**** ITEMS ****
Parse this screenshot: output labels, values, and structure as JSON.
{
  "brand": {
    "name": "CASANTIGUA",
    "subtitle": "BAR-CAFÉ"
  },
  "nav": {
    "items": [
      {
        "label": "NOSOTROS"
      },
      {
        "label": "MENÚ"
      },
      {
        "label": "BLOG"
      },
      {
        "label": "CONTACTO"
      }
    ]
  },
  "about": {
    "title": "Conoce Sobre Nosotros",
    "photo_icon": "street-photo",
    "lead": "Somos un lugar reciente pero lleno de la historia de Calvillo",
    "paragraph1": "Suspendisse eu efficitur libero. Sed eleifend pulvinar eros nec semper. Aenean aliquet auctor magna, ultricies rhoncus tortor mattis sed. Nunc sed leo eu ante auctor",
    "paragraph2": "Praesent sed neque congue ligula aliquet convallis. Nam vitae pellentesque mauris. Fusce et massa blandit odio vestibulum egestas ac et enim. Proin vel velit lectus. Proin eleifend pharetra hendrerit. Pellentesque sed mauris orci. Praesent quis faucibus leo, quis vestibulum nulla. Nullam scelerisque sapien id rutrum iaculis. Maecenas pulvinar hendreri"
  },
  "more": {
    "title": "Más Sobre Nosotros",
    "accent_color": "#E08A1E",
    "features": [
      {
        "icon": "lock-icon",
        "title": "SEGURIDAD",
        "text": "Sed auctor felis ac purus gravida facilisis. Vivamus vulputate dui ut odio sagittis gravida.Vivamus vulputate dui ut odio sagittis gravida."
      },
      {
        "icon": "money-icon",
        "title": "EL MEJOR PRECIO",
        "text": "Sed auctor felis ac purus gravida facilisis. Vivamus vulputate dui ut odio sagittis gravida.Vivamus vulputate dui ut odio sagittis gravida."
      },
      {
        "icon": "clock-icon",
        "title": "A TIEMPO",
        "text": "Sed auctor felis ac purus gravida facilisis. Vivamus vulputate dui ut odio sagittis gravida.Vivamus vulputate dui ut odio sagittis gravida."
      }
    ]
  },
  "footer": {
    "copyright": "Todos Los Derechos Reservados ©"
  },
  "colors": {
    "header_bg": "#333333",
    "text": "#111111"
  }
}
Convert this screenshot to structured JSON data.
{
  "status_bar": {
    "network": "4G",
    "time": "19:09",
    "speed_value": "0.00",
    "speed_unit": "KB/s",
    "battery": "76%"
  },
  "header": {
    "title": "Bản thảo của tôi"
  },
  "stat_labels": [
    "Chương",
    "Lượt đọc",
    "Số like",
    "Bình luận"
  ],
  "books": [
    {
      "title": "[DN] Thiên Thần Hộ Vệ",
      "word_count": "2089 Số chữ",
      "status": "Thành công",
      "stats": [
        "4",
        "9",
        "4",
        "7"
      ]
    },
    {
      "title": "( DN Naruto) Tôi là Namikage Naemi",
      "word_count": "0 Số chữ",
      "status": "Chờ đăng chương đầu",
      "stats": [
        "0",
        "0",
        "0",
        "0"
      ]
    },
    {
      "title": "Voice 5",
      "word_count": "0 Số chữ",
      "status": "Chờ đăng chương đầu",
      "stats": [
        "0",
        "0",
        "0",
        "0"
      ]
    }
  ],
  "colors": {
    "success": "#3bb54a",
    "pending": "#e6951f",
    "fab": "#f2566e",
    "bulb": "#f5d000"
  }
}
****
> **WRITTEN EXERCISE**: In the entries above, identify every line with the word "JSON". Copy those lines.

> **CORRECT RESPONSE**:
Parse this screenshot: output labels, values, and structure as JSON.
Convert this screenshot to structured JSON data.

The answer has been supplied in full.